__Exercise directions__
Reproduce the data listing below with every instance of "volume-bar" replaced by "volume-column". Leave everything else unchanged.
** START Material to process **
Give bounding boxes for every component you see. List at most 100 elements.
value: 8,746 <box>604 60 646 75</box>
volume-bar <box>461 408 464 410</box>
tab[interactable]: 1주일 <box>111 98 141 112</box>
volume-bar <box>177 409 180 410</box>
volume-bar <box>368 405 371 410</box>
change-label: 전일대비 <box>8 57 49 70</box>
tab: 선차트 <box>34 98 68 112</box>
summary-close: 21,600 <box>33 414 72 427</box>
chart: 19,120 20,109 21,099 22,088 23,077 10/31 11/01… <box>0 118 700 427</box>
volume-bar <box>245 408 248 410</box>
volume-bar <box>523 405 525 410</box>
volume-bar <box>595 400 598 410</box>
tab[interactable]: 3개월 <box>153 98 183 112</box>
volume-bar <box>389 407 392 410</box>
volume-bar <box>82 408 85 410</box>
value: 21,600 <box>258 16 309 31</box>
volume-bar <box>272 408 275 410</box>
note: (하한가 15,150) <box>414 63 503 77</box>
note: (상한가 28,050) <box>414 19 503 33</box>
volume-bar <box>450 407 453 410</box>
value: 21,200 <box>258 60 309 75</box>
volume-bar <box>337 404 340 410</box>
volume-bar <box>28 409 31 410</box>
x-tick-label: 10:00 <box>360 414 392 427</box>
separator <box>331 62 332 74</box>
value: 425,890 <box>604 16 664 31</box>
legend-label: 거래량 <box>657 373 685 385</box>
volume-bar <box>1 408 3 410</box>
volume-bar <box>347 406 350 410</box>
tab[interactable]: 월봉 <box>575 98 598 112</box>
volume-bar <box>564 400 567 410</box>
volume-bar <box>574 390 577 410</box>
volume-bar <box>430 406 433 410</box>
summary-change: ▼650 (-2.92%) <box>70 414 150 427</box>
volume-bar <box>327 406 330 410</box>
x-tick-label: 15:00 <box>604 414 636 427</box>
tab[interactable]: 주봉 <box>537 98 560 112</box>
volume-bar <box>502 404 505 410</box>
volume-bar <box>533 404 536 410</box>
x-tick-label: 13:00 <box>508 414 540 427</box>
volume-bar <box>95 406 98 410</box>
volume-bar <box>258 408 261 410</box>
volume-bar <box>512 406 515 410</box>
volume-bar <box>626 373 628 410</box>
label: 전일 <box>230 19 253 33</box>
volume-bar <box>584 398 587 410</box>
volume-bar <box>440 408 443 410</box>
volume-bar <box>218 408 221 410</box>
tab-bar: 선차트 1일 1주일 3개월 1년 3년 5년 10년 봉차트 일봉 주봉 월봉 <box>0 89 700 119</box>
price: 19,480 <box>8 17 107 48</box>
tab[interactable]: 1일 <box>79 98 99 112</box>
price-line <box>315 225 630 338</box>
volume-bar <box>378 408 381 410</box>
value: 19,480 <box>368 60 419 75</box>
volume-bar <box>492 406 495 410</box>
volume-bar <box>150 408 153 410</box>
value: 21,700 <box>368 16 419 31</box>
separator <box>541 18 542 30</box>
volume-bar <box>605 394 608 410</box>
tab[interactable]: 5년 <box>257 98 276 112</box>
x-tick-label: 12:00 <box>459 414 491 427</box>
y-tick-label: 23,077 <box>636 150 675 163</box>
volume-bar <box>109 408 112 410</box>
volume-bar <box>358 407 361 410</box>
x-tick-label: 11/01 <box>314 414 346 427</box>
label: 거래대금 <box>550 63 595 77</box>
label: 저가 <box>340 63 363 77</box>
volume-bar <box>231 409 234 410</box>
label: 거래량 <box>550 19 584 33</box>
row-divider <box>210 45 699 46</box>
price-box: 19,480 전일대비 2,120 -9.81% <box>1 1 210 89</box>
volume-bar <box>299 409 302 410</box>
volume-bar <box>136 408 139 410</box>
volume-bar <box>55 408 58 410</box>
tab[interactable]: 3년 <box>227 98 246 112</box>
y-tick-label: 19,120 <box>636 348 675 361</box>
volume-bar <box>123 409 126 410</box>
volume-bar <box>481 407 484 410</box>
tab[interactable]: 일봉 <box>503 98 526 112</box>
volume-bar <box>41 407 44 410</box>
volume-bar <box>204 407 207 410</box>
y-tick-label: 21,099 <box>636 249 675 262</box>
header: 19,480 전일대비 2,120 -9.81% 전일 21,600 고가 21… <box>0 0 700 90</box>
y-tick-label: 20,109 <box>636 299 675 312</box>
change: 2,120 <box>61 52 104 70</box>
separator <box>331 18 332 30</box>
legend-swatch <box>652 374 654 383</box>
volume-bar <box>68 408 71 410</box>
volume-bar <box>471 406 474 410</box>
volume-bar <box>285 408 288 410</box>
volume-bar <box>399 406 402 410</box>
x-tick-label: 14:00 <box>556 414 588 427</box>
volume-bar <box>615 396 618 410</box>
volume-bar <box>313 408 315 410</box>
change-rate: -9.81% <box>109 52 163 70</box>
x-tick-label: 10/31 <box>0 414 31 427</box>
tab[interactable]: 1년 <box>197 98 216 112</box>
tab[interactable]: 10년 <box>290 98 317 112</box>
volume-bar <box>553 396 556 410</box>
** END Material to process **
__Solution for this exercise__
Give bounding boxes for every component you see. List at most 100 elements.
value: 8,746 <box>604 60 646 75</box>
volume-column <box>461 408 464 410</box>
tab[interactable]: 1주일 <box>111 98 141 112</box>
volume-column <box>177 409 180 410</box>
volume-column <box>368 405 371 410</box>
change-label: 전일대비 <box>8 57 49 70</box>
tab: 선차트 <box>34 98 68 112</box>
summary-close: 21,600 <box>33 414 72 427</box>
chart: 19,120 20,109 21,099 22,088 23,077 10/31 11/01… <box>0 118 700 427</box>
volume-column <box>245 408 248 410</box>
volume-column <box>523 405 525 410</box>
volume-column <box>595 400 598 410</box>
tab[interactable]: 3개월 <box>153 98 183 112</box>
volume-column <box>389 407 392 410</box>
volume-column <box>82 408 85 410</box>
value: 21,600 <box>258 16 309 31</box>
volume-column <box>272 408 275 410</box>
note: (하한가 15,150) <box>414 63 503 77</box>
note: (상한가 28,050) <box>414 19 503 33</box>
volume-column <box>450 407 453 410</box>
value: 21,200 <box>258 60 309 75</box>
volume-column <box>337 404 340 410</box>
volume-column <box>28 409 31 410</box>
x-tick-label: 10:00 <box>360 414 392 427</box>
separator <box>331 62 332 74</box>
value: 425,890 <box>604 16 664 31</box>
legend-label: 거래량 <box>657 373 685 385</box>
volume-column <box>1 408 3 410</box>
volume-column <box>347 406 350 410</box>
tab[interactable]: 월봉 <box>575 98 598 112</box>
volume-column <box>564 400 567 410</box>
volume-column <box>574 390 577 410</box>
volume-column <box>430 406 433 410</box>
summary-change: ▼650 (-2.92%) <box>70 414 150 427</box>
volume-column <box>327 406 330 410</box>
x-tick-label: 15:00 <box>604 414 636 427</box>
tab[interactable]: 주봉 <box>537 98 560 112</box>
volume-column <box>502 404 505 410</box>
volume-column <box>533 404 536 410</box>
x-tick-label: 13:00 <box>508 414 540 427</box>
volume-column <box>95 406 98 410</box>
volume-column <box>258 408 261 410</box>
volume-column <box>512 406 515 410</box>
volume-column <box>626 373 628 410</box>
label: 전일 <box>230 19 253 33</box>
volume-column <box>584 398 587 410</box>
volume-column <box>440 408 443 410</box>
volume-column <box>218 408 221 410</box>
tab-bar: 선차트 1일 1주일 3개월 1년 3년 5년 10년 봉차트 일봉 주봉 월봉 <box>0 89 700 119</box>
price: 19,480 <box>8 17 107 48</box>
tab[interactable]: 1일 <box>79 98 99 112</box>
price-line <box>315 225 630 338</box>
volume-column <box>378 408 381 410</box>
value: 19,480 <box>368 60 419 75</box>
volume-column <box>492 406 495 410</box>
volume-column <box>150 408 153 410</box>
value: 21,700 <box>368 16 419 31</box>
separator <box>541 18 542 30</box>
volume-column <box>605 394 608 410</box>
tab[interactable]: 5년 <box>257 98 276 112</box>
x-tick-label: 12:00 <box>459 414 491 427</box>
y-tick-label: 23,077 <box>636 150 675 163</box>
volume-column <box>109 408 112 410</box>
volume-column <box>358 407 361 410</box>
x-tick-label: 11/01 <box>314 414 346 427</box>
label: 거래대금 <box>550 63 595 77</box>
label: 저가 <box>340 63 363 77</box>
volume-column <box>231 409 234 410</box>
label: 거래량 <box>550 19 584 33</box>
row-divider <box>210 45 699 46</box>
price-box: 19,480 전일대비 2,120 -9.81% <box>1 1 210 89</box>
volume-column <box>299 409 302 410</box>
volume-column <box>136 408 139 410</box>
volume-column <box>55 408 58 410</box>
tab[interactable]: 3년 <box>227 98 246 112</box>
y-tick-label: 19,120 <box>636 348 675 361</box>
volume-column <box>123 409 126 410</box>
volume-column <box>481 407 484 410</box>
tab[interactable]: 일봉 <box>503 98 526 112</box>
volume-column <box>41 407 44 410</box>
volume-column <box>204 407 207 410</box>
y-tick-label: 21,099 <box>636 249 675 262</box>
header: 19,480 전일대비 2,120 -9.81% 전일 21,600 고가 21… <box>0 0 700 90</box>
y-tick-label: 20,109 <box>636 299 675 312</box>
change: 2,120 <box>61 52 104 70</box>
separator <box>331 18 332 30</box>
legend-swatch <box>652 374 654 383</box>
volume-column <box>68 408 71 410</box>
volume-column <box>471 406 474 410</box>
volume-column <box>285 408 288 410</box>
volume-column <box>399 406 402 410</box>
x-tick-label: 14:00 <box>556 414 588 427</box>
volume-column <box>615 396 618 410</box>
volume-column <box>313 408 315 410</box>
change-rate: -9.81% <box>109 52 163 70</box>
x-tick-label: 10/31 <box>0 414 31 427</box>
tab[interactable]: 1년 <box>197 98 216 112</box>
tab[interactable]: 10년 <box>290 98 317 112</box>
volume-column <box>553 396 556 410</box>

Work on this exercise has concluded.